— START OF RAW DATA —

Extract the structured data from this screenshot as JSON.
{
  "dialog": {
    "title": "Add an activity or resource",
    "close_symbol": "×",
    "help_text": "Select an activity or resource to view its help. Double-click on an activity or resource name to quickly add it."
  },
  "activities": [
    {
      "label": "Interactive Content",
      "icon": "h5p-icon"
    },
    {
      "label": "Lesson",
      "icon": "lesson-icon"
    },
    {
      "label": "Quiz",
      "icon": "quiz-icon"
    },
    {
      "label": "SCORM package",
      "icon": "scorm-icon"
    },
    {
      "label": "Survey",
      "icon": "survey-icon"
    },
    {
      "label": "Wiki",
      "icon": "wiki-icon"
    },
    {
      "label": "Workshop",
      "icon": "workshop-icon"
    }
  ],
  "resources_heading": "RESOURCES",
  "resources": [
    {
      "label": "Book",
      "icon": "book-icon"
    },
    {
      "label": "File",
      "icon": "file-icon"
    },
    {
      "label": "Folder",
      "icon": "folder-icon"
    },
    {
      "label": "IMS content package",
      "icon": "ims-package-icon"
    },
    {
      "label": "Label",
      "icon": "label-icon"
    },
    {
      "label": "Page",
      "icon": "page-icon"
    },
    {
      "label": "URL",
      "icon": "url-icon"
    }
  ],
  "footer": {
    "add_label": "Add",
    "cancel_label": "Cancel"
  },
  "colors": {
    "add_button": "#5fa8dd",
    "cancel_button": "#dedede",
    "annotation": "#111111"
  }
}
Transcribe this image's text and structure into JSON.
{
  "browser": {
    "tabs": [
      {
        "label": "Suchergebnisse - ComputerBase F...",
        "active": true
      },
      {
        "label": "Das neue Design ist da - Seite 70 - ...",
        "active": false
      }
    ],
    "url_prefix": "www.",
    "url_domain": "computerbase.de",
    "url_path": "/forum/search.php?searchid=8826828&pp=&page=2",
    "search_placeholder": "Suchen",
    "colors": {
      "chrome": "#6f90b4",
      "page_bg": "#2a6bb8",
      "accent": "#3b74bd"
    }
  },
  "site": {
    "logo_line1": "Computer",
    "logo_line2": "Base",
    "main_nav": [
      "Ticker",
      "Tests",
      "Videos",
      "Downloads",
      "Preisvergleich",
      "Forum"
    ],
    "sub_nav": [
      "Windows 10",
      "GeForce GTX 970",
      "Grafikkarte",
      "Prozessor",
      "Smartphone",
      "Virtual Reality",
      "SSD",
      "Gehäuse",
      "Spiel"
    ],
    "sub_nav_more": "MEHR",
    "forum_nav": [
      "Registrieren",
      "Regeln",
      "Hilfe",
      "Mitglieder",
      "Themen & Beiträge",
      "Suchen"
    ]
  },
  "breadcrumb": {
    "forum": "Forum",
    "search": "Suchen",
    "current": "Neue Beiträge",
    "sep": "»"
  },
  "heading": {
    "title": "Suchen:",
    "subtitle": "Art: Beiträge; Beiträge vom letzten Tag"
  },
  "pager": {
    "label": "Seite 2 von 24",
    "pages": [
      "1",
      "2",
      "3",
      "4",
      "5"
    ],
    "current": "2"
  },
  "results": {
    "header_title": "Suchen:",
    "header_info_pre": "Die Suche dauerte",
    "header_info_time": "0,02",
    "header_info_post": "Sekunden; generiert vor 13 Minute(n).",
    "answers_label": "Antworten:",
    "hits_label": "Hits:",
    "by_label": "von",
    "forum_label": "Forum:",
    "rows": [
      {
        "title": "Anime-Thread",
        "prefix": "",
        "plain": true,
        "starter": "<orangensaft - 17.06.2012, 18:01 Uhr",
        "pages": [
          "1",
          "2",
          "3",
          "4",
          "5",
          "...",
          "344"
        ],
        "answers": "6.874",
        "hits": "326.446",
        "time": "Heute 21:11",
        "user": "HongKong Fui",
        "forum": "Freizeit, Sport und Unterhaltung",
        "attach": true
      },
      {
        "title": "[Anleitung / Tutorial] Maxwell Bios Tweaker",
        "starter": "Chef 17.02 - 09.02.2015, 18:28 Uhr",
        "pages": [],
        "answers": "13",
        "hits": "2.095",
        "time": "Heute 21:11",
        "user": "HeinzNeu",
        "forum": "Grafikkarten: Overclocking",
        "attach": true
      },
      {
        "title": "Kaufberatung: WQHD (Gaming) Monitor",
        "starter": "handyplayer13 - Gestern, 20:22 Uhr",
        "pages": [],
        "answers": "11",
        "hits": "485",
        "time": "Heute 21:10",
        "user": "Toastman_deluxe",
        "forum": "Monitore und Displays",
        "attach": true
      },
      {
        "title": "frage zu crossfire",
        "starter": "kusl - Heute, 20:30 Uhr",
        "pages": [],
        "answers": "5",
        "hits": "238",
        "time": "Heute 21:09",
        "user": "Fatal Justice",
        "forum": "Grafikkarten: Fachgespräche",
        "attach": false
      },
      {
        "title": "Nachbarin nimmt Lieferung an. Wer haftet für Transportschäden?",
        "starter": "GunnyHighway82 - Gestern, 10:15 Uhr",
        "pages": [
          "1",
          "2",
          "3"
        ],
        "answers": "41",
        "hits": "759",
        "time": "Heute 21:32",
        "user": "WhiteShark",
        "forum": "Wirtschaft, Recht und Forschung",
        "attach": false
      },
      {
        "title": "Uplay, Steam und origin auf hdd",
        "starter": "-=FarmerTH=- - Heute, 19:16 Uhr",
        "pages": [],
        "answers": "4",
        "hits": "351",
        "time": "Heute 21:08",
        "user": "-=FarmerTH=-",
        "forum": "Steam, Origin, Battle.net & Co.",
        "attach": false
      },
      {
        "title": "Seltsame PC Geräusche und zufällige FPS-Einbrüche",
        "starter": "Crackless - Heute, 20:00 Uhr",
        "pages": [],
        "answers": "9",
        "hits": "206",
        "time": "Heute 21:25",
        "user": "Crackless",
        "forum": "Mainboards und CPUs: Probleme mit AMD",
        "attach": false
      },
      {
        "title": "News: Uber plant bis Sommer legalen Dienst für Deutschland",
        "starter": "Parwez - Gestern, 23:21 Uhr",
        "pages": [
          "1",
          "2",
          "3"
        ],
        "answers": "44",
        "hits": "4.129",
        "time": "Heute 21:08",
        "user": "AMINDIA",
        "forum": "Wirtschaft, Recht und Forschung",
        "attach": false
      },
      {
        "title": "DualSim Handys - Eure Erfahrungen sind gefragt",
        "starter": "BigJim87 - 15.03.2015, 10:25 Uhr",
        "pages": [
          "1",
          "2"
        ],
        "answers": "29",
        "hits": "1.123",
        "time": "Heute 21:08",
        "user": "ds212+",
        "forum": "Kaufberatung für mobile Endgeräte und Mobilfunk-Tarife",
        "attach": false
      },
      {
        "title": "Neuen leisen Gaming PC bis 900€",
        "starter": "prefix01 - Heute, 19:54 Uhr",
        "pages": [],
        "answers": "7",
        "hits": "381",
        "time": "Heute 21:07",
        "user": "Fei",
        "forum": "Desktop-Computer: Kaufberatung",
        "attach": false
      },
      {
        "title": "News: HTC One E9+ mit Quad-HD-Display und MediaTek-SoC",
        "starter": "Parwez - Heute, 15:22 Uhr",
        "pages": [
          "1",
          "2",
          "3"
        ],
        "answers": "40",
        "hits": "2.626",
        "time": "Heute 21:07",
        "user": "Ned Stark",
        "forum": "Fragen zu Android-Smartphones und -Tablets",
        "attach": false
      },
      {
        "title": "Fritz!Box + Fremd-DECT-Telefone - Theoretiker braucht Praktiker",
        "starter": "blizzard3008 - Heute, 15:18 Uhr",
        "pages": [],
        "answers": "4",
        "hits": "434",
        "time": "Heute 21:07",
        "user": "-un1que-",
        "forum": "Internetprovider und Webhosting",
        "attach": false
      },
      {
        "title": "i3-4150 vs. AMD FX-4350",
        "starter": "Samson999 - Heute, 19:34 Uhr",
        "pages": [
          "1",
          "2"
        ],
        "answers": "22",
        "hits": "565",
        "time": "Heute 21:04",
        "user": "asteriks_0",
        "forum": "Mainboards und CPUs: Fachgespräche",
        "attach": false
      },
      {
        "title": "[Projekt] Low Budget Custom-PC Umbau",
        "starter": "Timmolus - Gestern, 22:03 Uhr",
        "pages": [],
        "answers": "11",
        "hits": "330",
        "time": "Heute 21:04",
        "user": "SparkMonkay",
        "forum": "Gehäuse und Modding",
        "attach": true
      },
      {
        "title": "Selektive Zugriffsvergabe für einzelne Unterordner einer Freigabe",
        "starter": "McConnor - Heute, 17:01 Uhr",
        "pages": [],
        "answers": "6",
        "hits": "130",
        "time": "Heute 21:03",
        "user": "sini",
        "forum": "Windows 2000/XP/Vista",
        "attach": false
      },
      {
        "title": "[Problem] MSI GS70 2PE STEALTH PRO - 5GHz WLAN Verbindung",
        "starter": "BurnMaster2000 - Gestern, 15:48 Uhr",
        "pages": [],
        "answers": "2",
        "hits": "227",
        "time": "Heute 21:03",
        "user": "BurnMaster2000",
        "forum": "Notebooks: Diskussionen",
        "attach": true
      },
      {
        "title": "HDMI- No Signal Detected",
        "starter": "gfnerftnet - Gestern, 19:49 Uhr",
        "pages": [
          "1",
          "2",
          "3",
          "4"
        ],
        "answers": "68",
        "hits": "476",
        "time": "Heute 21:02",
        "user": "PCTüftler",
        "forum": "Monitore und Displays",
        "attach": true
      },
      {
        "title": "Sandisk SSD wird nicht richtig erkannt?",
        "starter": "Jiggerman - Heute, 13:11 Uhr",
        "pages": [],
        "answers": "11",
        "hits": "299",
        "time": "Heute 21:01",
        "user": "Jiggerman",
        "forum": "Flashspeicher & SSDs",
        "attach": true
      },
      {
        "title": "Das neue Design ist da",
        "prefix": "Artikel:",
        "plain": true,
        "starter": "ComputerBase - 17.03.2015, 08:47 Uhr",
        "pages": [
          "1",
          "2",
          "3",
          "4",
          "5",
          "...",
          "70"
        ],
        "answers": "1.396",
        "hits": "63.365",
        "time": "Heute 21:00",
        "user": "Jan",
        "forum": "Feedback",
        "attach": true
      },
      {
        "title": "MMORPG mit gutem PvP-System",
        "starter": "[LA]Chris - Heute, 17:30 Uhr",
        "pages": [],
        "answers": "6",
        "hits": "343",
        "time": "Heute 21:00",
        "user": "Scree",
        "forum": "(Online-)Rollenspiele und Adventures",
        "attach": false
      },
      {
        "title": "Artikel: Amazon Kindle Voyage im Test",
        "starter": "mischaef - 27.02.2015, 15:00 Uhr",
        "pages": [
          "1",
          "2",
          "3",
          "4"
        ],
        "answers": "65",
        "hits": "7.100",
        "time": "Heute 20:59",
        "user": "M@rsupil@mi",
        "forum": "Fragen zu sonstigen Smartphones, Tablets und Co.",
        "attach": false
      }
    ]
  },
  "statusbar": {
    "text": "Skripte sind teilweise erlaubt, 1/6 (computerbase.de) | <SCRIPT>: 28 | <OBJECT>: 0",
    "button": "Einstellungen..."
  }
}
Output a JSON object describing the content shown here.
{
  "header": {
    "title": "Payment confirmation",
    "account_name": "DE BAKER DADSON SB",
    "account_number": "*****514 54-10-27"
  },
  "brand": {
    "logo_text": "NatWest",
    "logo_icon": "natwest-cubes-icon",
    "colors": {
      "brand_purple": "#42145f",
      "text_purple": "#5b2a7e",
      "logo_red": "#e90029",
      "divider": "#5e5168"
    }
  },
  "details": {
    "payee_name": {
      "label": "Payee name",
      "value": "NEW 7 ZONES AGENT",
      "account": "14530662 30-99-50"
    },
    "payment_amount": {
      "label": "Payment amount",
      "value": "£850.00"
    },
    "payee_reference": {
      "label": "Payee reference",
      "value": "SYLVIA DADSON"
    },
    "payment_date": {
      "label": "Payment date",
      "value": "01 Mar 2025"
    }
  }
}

— END OF RAW DATA —

## GOAL
Filter the listing above for the string "Beiträge" and copy every matching line.

## WRITTEN RESPONSE
      "Themen & Beiträge",
    "current": "Neue Beiträge",
    "subtitle": "Art: Beiträge; Beiträge vom letzten Tag"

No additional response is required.